## WRITTEN EXERCISE
In the records below, find the line containing "Parse this screenshot: output"; give it again exactly, along with every line that follows, and nothing else.

(Recorded data)

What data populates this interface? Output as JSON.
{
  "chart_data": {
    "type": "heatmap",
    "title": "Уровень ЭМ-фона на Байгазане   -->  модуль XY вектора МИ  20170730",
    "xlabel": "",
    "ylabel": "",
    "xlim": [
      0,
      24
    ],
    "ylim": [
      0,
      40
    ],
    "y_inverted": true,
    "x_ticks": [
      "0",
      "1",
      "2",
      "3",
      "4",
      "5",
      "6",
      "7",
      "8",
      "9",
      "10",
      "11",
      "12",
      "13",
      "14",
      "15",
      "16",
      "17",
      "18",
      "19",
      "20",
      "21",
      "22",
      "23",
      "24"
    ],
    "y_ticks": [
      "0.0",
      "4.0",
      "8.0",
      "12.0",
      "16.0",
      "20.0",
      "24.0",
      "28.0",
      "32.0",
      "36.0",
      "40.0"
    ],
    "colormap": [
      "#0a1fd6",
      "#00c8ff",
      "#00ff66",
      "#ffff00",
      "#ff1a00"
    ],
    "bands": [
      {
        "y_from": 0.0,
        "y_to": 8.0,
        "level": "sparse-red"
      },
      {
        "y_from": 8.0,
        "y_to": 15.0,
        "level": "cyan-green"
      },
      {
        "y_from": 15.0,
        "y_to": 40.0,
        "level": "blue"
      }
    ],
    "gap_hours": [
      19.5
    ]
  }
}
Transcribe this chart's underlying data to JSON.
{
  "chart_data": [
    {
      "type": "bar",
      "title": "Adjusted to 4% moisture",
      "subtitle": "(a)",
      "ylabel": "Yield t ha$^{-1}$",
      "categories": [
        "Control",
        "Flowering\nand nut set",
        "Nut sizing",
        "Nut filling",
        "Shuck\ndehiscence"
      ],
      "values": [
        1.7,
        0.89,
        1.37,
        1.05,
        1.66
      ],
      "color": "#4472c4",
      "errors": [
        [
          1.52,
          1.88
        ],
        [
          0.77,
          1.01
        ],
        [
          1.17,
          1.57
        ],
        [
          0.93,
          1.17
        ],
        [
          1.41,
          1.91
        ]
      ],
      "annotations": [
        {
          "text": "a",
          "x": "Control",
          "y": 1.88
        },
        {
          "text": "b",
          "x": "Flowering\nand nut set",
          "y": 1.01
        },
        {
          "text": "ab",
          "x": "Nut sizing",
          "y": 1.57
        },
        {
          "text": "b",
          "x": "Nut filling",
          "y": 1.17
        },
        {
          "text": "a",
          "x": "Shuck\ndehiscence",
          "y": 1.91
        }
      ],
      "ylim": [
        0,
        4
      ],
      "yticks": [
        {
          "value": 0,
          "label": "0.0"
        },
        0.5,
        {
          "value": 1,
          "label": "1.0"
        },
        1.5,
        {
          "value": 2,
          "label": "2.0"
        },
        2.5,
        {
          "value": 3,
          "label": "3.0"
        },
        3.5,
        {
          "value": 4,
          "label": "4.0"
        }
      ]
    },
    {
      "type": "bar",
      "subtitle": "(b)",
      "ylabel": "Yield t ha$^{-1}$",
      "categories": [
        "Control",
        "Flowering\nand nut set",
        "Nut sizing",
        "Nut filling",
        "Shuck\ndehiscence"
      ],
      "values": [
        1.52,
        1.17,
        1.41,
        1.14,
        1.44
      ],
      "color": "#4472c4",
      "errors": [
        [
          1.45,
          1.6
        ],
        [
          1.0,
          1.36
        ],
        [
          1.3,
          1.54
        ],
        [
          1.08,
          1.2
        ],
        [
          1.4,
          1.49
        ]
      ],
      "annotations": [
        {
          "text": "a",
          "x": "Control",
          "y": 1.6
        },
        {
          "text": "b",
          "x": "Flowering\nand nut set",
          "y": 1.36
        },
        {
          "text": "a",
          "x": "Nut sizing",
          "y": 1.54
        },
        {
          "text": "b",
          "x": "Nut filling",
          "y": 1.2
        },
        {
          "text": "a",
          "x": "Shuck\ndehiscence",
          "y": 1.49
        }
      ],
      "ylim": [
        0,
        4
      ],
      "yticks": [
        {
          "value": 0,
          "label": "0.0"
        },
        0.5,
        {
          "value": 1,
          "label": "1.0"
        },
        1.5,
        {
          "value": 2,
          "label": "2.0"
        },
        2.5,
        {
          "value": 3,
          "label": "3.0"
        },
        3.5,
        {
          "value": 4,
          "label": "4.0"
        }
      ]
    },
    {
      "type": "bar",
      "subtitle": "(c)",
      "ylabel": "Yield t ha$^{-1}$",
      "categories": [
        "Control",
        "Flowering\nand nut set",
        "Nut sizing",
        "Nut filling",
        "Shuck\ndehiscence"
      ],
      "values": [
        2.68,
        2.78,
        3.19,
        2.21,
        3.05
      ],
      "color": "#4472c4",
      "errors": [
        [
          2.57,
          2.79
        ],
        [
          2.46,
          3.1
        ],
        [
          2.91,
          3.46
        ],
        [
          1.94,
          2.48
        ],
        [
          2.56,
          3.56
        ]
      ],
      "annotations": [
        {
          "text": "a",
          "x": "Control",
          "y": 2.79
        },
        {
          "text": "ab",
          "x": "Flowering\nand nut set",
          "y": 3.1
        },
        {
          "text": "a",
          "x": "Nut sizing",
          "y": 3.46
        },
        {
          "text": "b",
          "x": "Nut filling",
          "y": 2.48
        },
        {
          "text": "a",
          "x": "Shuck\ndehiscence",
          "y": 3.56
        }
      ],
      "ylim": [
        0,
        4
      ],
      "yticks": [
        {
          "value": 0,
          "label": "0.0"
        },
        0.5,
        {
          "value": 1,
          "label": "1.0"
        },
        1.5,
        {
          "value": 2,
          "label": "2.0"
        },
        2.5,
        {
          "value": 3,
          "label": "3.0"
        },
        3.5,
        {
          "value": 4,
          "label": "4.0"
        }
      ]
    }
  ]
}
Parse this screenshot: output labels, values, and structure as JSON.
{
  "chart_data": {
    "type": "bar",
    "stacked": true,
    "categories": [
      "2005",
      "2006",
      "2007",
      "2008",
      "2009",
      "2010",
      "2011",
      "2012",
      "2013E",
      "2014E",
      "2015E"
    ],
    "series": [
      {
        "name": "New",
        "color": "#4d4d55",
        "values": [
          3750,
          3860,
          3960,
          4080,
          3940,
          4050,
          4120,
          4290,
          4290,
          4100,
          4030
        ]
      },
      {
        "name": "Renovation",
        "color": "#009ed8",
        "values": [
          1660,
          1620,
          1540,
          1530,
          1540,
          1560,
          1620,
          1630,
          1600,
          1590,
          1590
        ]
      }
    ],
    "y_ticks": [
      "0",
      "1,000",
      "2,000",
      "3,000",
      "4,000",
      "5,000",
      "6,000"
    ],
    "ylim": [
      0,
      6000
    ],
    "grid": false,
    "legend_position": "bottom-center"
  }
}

## EXERCISE OUTPUT
Parse this screenshot: output labels, values, and structure as JSON.
{
  "chart_data": {
    "type": "bar",
    "stacked": true,
    "categories": [
      "2005",
      "2006",
      "2007",
      "2008",
      "2009",
      "2010",
      "2011",
      "2012",
      "2013E",
      "2014E",
      "2015E"
    ],
    "series": [
      {
        "name": "New",
        "color": "#4d4d55",
        "values": [
          3750,
          3860,
          3960,
          4080,
          3940,
          4050,
          4120,
          4290,
          4290,
          4100,
          4030
        ]
      },
      {
        "name": "Renovation",
        "color": "#009ed8",
        "values": [
          1660,
          1620,
          1540,
          1530,
          1540,
          1560,
          1620,
          1630,
          1600,
          1590,
          1590
        ]
      }
    ],
    "y_ticks": [
      "0",
      "1,000",
      "2,000",
      "3,000",
      "4,000",
      "5,000",
      "6,000"
    ],
    "ylim": [
      0,
      6000
    ],
    "grid": false,
    "legend_position": "bottom-center"
  }
}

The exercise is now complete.